| Given task |
For the data below, report only the number of lines containing the string "Rafa".

| Rows |

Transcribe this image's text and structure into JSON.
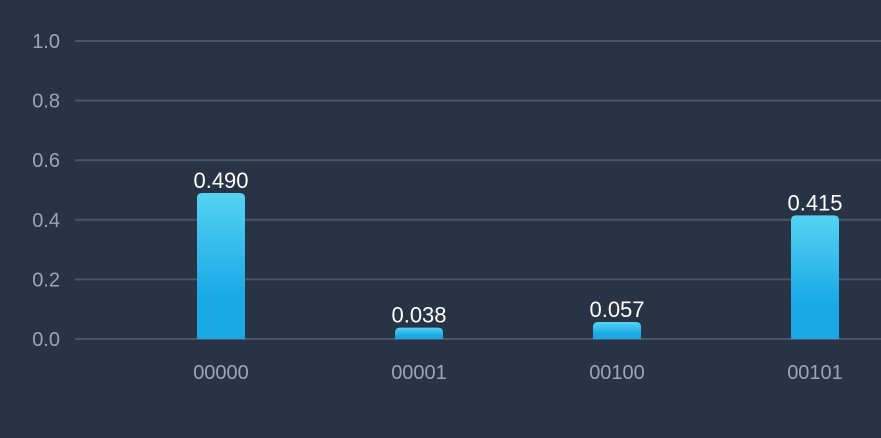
{
  "chart_data": {
    "type": "bar",
    "categories": [
      "00000",
      "00001",
      "00100",
      "00101"
    ],
    "values": [
      0.49,
      0.038,
      0.057,
      0.415
    ],
    "value_labels": [
      "0.490",
      "0.038",
      "0.057",
      "0.415"
    ],
    "title": "",
    "xlabel": "",
    "ylabel": "",
    "ylim": [
      0,
      1.0
    ],
    "yticks": [
      0.0,
      0.2,
      0.4,
      0.6,
      0.8,
      1.0
    ],
    "ytick_labels": [
      "0.0",
      "0.2",
      "0.4",
      "0.6",
      "0.8",
      "1.0"
    ],
    "grid": true,
    "legend": "none",
    "colors": {
      "background": "#283446",
      "grid": "#4a5668",
      "bar_top": "#55d3f3",
      "bar_bottom": "#1aa9e6",
      "tick_text": "#9aa6b8",
      "value_text": "#ffffff"
    }
  }
}
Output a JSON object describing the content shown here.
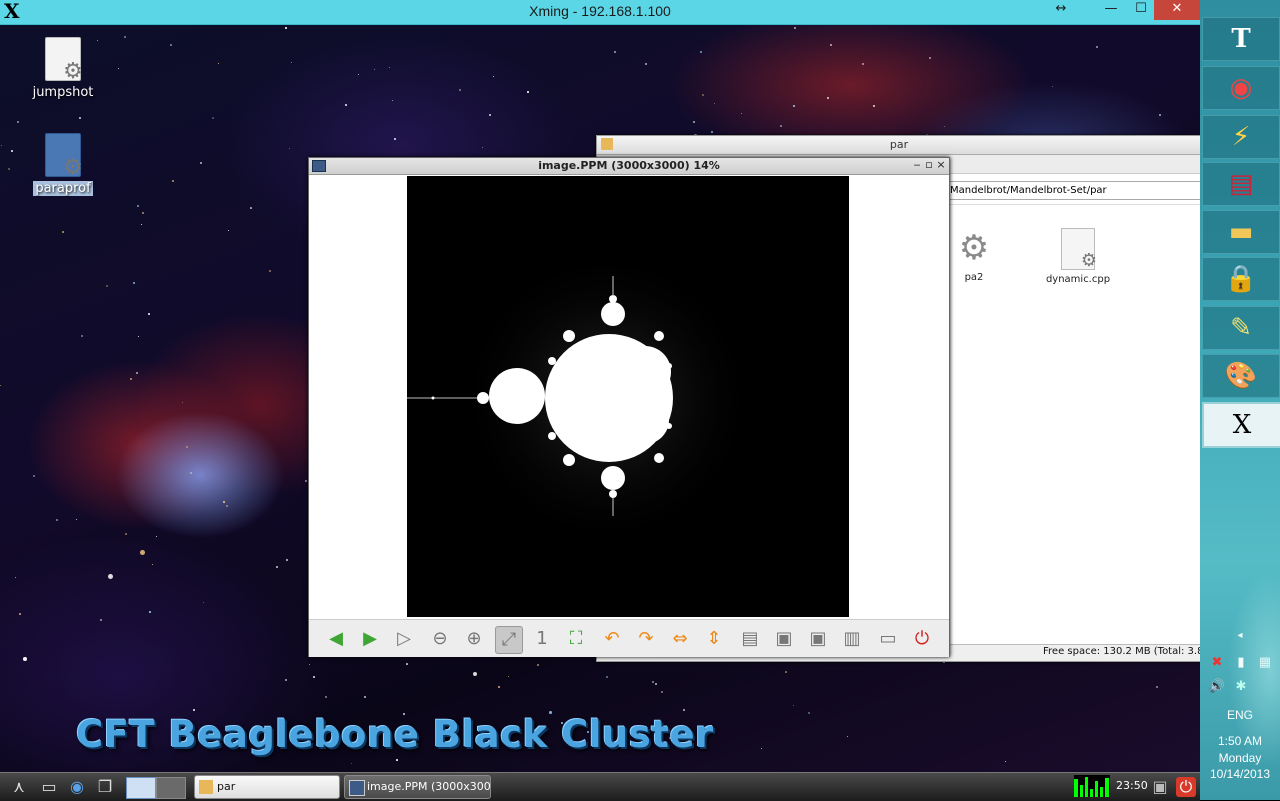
{
  "xming": {
    "title": "Xming - 192.168.1.100",
    "resize_glyph": "↔",
    "minimize_glyph": "—",
    "maximize_glyph": "☐",
    "close_glyph": "✕"
  },
  "desktop": {
    "icons": [
      {
        "label": "jumpshot"
      },
      {
        "label": "paraprof"
      }
    ],
    "banner": "CFT Beaglebone Black Cluster"
  },
  "file_manager": {
    "title": "par",
    "path": "Mandelbrot/Mandelbrot-Set/par",
    "files": [
      {
        "name": "pa2",
        "icon": "gear-icon"
      },
      {
        "name": "dynamic.cpp",
        "icon": "cpp-file-icon"
      }
    ],
    "status": "Free space: 130.2 MB (Total: 3.8"
  },
  "image_viewer": {
    "title": "image.PPM (3000x3000) 14%",
    "toolbar": [
      {
        "name": "previous-button",
        "glyph": "◀"
      },
      {
        "name": "next-button",
        "glyph": "▶"
      },
      {
        "name": "slideshow-button",
        "glyph": "▷"
      },
      {
        "name": "zoom-out-button",
        "glyph": "⊖"
      },
      {
        "name": "zoom-in-button",
        "glyph": "⊕"
      },
      {
        "name": "zoom-fit-button",
        "glyph": "⤢"
      },
      {
        "name": "zoom-original-button",
        "glyph": "1"
      },
      {
        "name": "fullscreen-button",
        "glyph": "⛶"
      },
      {
        "name": "rotate-left-button",
        "glyph": "↶"
      },
      {
        "name": "rotate-right-button",
        "glyph": "↷"
      },
      {
        "name": "flip-horizontal-button",
        "glyph": "⇔"
      },
      {
        "name": "flip-vertical-button",
        "glyph": "⇕"
      },
      {
        "name": "open-file-button",
        "glyph": "▤"
      },
      {
        "name": "save-button",
        "glyph": "▣"
      },
      {
        "name": "save-as-button",
        "glyph": "▣"
      },
      {
        "name": "delete-button",
        "glyph": "▥"
      },
      {
        "name": "preferences-button",
        "glyph": "▭"
      },
      {
        "name": "quit-button",
        "glyph": "⏻"
      }
    ]
  },
  "taskbar": {
    "tasks": [
      {
        "label": "par"
      },
      {
        "label": "image.PPM (3000x300..."
      }
    ],
    "clock": "23:50"
  },
  "windows_bar": {
    "language": "ENG",
    "time": "1:50 AM",
    "day": "Monday",
    "date": "10/14/2013"
  }
}
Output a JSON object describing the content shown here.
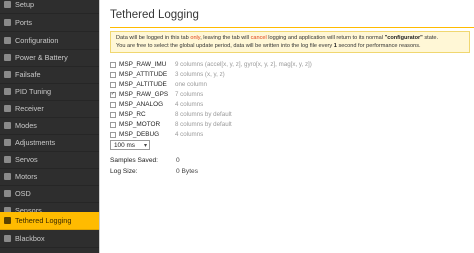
{
  "sidebar": {
    "items": [
      {
        "label": "Setup",
        "icon": "setup-icon",
        "active": false
      },
      {
        "label": "Ports",
        "icon": "ports-icon",
        "active": false
      },
      {
        "label": "Configuration",
        "icon": "configuration-icon",
        "active": false
      },
      {
        "label": "Power & Battery",
        "icon": "battery-icon",
        "active": false
      },
      {
        "label": "Failsafe",
        "icon": "failsafe-icon",
        "active": false
      },
      {
        "label": "PID Tuning",
        "icon": "pid-icon",
        "active": false
      },
      {
        "label": "Receiver",
        "icon": "receiver-icon",
        "active": false
      },
      {
        "label": "Modes",
        "icon": "modes-icon",
        "active": false
      },
      {
        "label": "Adjustments",
        "icon": "adjustments-icon",
        "active": false
      },
      {
        "label": "Servos",
        "icon": "servos-icon",
        "active": false
      },
      {
        "label": "Motors",
        "icon": "motors-icon",
        "active": false
      },
      {
        "label": "OSD",
        "icon": "osd-icon",
        "active": false
      },
      {
        "label": "Sensors",
        "icon": "sensors-icon",
        "active": false
      },
      {
        "label": "Tethered Logging",
        "icon": "logging-icon",
        "active": true
      },
      {
        "label": "Blackbox",
        "icon": "blackbox-icon",
        "active": false
      }
    ]
  },
  "page": {
    "title": "Tethered Logging",
    "notice": {
      "part1": "Data will be logged in this tab ",
      "only": "only",
      "part2": ", leaving the tab will ",
      "cancel": "cancel",
      "part3": " logging and application will return to its normal ",
      "configurator": "\"configurator\"",
      "part4": " state.",
      "part5": "You are free to select the global update period, data will be written into the log file every ",
      "one": "1",
      "part6": " second for performance reasons."
    }
  },
  "log_items": [
    {
      "name": "MSP_RAW_IMU",
      "desc": "9 columns (accel[x, y, z], gyro[x, y, z], mag[x, y, z])",
      "checked": false
    },
    {
      "name": "MSP_ATTITUDE",
      "desc": "3 columns (x, y, z)",
      "checked": false
    },
    {
      "name": "MSP_ALTITUDE",
      "desc": "one column",
      "checked": false
    },
    {
      "name": "MSP_RAW_GPS",
      "desc": "7 columns",
      "checked": true
    },
    {
      "name": "MSP_ANALOG",
      "desc": "4 columns",
      "checked": false
    },
    {
      "name": "MSP_RC",
      "desc": "8 columns by default",
      "checked": false
    },
    {
      "name": "MSP_MOTOR",
      "desc": "8 columns by default",
      "checked": false
    },
    {
      "name": "MSP_DEBUG",
      "desc": "4 columns",
      "checked": false
    }
  ],
  "rate_select": {
    "value": "100 ms"
  },
  "stats": {
    "samples_label": "Samples Saved:",
    "samples_value": "0",
    "size_label": "Log Size:",
    "size_value": "0 Bytes"
  },
  "colors": {
    "accent": "#ffbb00",
    "sidebar_bg": "#2e2e2e",
    "warning": "#e0461f"
  }
}
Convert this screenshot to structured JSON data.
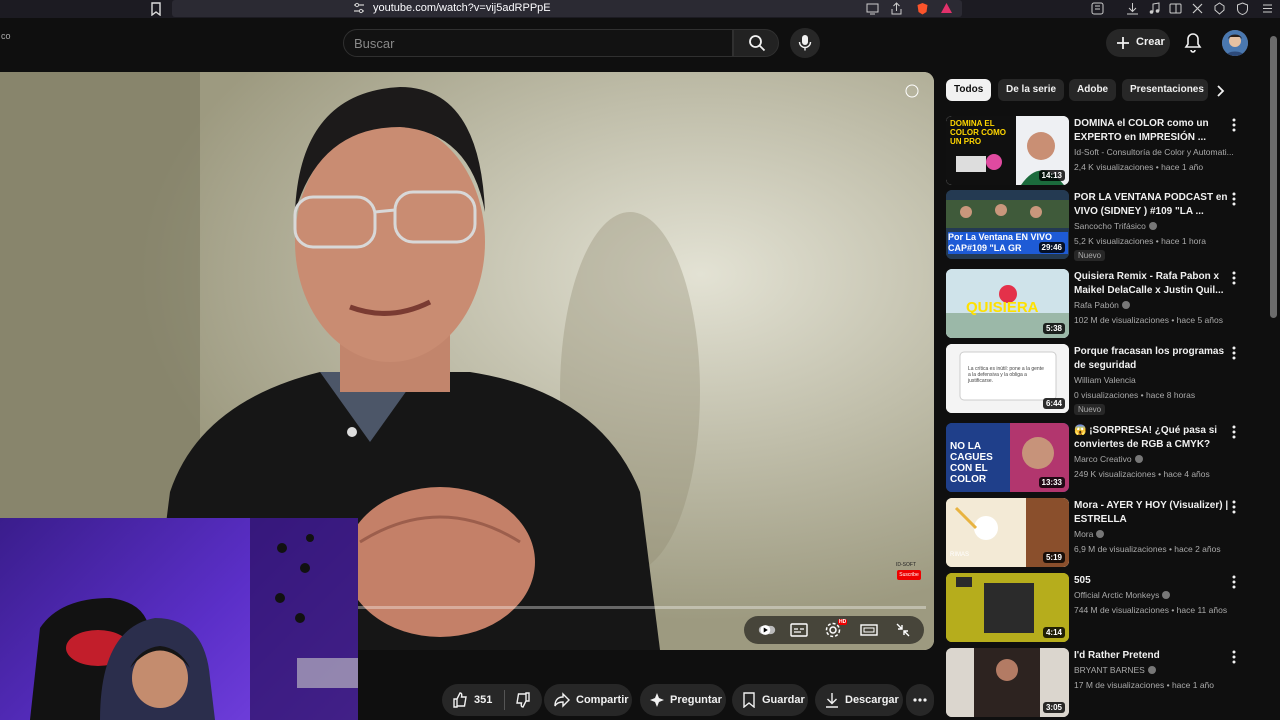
{
  "browser": {
    "url": "youtube.com/watch?v=vij5adRPPpE",
    "icons": [
      "bookmark-icon",
      "tune-icon",
      "reader-icon",
      "share-icon",
      "brave-shield-icon",
      "rewards-icon",
      "sidebar-icon",
      "download-icon",
      "music-icon",
      "wallet-icon",
      "extensions-icon",
      "vpn-icon"
    ]
  },
  "youtube": {
    "logo_fragment": "co",
    "search_placeholder": "Buscar",
    "create_label": "Crear"
  },
  "player": {
    "watermark": "ID-SOFT",
    "subscribe_tag": "Suscribe",
    "hd_badge": "HD"
  },
  "actions": {
    "like_count": "351",
    "share_label": "Compartir",
    "ask_label": "Preguntar",
    "save_label": "Guardar",
    "download_label": "Descargar"
  },
  "sidebar": {
    "chips": [
      "Todos",
      "De la serie",
      "Adobe",
      "Presentaciones"
    ],
    "recommendations": [
      {
        "title": "DOMINA el COLOR como un EXPERTO en IMPRESIÓN ...",
        "channel": "Id-Soft - Consultoría de Color y Automati...",
        "meta": "2,4 K visualizaciones • hace 1 año",
        "duration": "14:13",
        "thumb_text": "DOMINA EL COLOR COMO UN PRO",
        "new": ""
      },
      {
        "title": "POR LA VENTANA PODCAST en VIVO (SIDNEY ) #109 \"LA ...",
        "channel": "Sancocho Trifásico",
        "meta": "5,2 K visualizaciones • hace 1 hora",
        "duration": "29:46",
        "thumb_text": "Por La Ventana EN VIVO CAP#109 \"LA GR",
        "new": "Nuevo"
      },
      {
        "title": "Quisiera Remix - Rafa Pabon x Maikel DelaCalle x Justin Quil...",
        "channel": "Rafa Pabón",
        "meta": "102 M de visualizaciones • hace 5 años",
        "duration": "5:38",
        "thumb_text": "QUISIERA",
        "new": ""
      },
      {
        "title": "Porque fracasan los programas de seguridad",
        "channel": "William Valencia",
        "meta": "0 visualizaciones • hace 8 horas",
        "duration": "6:44",
        "thumb_text": "La crítica es inútil: pone a la gente a la defensiva y la obliga a justificarse.",
        "new": "Nuevo"
      },
      {
        "title": "😱 ¡SORPRESA! ¿Qué pasa si conviertes de RGB a CMYK?",
        "channel": "Marco Creativo",
        "meta": "249 K visualizaciones • hace 4 años",
        "duration": "13:33",
        "thumb_text": "NO LA CAGUES CON EL COLOR",
        "new": ""
      },
      {
        "title": "Mora - AYER Y HOY (Visualizer) | ESTRELLA",
        "channel": "Mora",
        "meta": "6,9 M de visualizaciones • hace 2 años",
        "duration": "5:19",
        "thumb_text": "RIMAS",
        "new": ""
      },
      {
        "title": "505",
        "channel": "Official Arctic Monkeys",
        "meta": "744 M de visualizaciones • hace 11 años",
        "duration": "4:14",
        "thumb_text": "",
        "new": ""
      },
      {
        "title": "I'd Rather Pretend",
        "channel": "BRYANT BARNES",
        "meta": "17 M de visualizaciones • hace 1 año",
        "duration": "3:05",
        "thumb_text": "",
        "new": ""
      }
    ]
  },
  "colors": {
    "background": "#0f0f0f",
    "chip_active": "#f1f1f1",
    "accent_red": "#ff0000",
    "webcam_purple": "#5b2fc8"
  }
}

| Solution for this exercise |
2